• [What is needed]:
Where a line holds the word "FINGERBOARD", copy that line.

• [Listing]:
»»
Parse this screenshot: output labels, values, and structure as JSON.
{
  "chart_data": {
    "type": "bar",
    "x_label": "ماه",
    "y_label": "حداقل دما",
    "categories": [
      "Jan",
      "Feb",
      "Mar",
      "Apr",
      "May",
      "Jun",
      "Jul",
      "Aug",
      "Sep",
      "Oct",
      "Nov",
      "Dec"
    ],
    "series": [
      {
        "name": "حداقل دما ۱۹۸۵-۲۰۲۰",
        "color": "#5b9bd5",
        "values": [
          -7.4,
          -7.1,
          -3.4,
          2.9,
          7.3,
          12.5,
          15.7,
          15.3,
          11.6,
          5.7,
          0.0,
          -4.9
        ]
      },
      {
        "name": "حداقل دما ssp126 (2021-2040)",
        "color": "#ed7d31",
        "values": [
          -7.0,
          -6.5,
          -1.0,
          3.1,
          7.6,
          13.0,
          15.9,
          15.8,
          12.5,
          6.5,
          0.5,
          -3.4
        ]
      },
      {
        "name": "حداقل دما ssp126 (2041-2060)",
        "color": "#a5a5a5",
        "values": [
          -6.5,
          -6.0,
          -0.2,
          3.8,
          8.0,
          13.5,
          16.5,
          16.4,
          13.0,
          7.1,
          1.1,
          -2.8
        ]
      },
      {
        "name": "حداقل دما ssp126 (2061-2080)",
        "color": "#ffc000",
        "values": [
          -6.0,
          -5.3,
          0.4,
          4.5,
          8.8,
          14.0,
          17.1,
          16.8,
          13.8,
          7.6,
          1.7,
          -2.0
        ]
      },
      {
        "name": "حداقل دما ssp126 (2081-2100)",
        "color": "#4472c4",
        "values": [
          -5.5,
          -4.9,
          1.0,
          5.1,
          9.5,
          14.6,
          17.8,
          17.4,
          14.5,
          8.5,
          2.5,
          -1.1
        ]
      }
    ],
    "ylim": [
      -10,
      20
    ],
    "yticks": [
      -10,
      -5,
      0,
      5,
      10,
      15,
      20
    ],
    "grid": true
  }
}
««
»»
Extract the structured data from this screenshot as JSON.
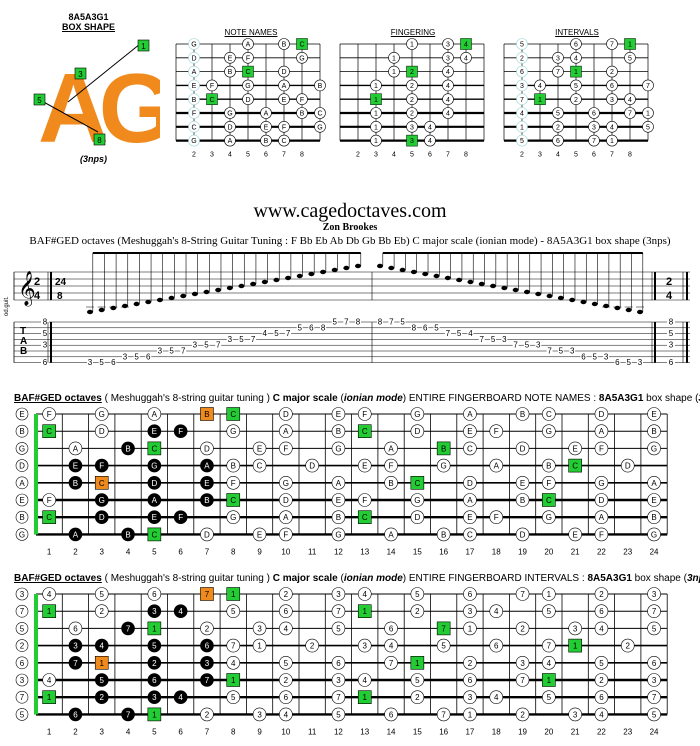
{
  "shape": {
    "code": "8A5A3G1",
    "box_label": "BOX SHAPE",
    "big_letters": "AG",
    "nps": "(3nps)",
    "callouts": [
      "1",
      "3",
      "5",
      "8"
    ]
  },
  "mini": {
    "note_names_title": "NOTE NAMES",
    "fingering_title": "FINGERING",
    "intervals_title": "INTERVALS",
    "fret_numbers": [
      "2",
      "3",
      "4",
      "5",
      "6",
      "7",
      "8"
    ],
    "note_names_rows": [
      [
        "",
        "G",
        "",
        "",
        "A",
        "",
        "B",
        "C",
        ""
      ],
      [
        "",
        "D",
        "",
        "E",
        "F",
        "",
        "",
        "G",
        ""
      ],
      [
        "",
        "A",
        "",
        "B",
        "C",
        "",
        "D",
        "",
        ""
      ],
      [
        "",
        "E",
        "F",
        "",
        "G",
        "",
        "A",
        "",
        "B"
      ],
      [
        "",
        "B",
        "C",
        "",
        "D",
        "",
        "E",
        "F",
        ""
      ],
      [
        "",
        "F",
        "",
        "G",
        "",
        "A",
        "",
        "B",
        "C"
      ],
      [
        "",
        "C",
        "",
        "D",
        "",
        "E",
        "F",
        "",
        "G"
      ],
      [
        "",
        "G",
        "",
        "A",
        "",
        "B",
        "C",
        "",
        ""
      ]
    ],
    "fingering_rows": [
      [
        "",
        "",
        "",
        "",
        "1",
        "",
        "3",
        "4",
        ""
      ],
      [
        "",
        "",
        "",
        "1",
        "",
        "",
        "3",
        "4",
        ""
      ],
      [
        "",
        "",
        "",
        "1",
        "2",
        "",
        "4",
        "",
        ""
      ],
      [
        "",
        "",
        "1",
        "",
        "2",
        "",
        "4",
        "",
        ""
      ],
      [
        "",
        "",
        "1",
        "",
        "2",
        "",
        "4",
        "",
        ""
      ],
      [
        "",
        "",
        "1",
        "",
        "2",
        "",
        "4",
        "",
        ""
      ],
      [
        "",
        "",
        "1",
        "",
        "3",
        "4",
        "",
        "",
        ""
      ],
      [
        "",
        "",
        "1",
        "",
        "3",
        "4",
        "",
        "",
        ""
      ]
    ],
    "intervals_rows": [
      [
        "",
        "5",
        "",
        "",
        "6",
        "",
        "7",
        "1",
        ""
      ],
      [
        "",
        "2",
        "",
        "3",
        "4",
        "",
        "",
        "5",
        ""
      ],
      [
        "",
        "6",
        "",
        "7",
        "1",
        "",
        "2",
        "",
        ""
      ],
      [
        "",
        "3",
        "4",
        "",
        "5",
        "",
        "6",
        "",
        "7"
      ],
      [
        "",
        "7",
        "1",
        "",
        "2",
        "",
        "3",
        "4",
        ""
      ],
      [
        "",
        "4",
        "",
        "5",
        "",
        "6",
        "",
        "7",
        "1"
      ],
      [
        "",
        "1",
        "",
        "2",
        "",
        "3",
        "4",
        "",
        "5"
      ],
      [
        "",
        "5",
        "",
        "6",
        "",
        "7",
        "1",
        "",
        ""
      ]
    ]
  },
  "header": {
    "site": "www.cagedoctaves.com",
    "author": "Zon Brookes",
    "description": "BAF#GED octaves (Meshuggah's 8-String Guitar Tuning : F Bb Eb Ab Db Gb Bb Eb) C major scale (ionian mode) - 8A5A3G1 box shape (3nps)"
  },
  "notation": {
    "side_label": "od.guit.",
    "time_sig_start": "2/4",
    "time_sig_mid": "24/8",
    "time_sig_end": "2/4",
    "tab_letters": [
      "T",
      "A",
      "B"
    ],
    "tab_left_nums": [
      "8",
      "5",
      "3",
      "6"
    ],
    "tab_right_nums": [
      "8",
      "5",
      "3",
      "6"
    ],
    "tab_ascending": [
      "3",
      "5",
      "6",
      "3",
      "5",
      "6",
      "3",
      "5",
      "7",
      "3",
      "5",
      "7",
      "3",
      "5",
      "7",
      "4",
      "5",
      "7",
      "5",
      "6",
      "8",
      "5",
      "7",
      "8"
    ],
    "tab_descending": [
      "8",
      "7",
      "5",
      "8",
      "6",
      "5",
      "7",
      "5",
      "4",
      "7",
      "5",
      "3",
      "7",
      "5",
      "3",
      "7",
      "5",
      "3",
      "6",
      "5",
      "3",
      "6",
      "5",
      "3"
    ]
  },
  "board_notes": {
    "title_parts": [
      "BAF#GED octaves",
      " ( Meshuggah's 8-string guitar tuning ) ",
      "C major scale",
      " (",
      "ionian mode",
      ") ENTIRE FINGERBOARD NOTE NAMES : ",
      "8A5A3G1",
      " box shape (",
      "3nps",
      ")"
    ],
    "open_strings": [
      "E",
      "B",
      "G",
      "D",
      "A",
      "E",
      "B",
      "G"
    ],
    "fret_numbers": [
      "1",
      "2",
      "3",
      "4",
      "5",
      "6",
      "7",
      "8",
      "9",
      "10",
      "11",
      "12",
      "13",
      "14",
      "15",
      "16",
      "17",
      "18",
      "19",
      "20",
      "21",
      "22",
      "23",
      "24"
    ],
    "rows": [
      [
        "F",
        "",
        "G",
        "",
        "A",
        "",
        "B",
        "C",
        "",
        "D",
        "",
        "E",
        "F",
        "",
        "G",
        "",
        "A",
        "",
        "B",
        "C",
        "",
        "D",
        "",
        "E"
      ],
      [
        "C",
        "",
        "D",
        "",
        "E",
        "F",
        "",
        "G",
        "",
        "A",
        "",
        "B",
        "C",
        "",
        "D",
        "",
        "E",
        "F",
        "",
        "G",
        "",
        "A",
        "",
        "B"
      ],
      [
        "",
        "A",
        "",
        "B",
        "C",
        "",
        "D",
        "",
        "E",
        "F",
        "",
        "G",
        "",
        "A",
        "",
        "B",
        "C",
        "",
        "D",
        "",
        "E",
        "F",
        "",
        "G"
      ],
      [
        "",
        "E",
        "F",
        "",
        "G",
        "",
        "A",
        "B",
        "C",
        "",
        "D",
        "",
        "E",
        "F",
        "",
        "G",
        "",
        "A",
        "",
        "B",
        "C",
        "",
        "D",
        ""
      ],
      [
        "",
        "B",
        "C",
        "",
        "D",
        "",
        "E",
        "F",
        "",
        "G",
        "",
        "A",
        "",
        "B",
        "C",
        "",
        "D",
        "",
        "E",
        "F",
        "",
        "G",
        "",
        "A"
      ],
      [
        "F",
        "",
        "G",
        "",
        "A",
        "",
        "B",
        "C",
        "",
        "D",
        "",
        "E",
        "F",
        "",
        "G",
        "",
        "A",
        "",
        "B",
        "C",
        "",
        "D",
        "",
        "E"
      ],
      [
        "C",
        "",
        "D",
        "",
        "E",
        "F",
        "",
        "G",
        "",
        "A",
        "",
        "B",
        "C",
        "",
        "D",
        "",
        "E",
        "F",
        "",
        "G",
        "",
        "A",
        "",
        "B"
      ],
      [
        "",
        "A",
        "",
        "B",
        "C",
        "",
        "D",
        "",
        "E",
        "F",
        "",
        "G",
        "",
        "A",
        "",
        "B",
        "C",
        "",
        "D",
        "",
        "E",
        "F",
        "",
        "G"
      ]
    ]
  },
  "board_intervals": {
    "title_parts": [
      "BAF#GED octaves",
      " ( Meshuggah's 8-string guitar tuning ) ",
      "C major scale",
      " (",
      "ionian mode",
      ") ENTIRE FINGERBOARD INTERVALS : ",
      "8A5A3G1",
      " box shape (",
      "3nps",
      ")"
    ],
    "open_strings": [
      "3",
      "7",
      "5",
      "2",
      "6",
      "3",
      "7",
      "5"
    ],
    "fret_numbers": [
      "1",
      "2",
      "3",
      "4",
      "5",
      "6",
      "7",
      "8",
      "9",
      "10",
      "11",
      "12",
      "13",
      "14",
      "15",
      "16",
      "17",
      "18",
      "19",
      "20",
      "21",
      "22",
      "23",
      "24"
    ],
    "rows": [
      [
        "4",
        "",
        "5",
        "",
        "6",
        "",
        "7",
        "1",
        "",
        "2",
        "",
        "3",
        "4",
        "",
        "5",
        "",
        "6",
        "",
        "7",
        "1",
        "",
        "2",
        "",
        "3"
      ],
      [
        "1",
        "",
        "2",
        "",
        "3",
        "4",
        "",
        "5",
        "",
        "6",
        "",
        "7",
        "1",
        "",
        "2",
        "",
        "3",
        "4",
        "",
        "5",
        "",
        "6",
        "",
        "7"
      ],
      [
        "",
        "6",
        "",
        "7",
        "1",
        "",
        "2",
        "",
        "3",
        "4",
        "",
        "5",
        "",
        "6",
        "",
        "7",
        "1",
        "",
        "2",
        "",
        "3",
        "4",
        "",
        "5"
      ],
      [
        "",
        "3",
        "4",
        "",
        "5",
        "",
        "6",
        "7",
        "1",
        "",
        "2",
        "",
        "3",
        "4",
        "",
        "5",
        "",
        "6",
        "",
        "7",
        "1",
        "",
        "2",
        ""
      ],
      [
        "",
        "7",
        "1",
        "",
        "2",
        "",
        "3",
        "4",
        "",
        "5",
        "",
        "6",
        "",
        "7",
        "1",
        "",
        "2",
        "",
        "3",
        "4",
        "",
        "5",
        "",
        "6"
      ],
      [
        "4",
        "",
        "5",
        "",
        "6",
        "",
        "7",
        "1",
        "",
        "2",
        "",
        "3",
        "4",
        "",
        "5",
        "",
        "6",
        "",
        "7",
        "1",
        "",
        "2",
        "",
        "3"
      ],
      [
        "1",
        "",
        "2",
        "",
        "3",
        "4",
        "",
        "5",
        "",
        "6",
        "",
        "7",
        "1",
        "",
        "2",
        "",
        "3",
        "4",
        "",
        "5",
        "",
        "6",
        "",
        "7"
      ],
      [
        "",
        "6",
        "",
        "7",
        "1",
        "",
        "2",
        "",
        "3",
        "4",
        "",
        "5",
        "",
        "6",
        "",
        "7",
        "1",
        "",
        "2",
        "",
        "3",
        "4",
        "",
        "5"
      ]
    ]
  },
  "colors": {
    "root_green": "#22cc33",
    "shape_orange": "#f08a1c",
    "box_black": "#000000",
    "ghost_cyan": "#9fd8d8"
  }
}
««
»»
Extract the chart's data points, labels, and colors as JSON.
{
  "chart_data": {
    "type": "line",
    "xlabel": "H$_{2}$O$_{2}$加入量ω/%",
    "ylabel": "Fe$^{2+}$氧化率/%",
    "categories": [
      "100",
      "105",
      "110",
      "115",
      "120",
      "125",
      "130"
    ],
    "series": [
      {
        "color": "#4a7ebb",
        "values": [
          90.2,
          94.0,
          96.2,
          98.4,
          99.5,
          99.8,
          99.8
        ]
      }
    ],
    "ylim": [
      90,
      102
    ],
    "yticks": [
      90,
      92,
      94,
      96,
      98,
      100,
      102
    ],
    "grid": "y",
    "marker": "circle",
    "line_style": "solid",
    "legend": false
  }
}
««
• [Solved problem]:
      ") ENTIRE FINGERBOARD NOTE NAMES : ",
      ") ENTIRE FINGERBOARD INTERVALS : ",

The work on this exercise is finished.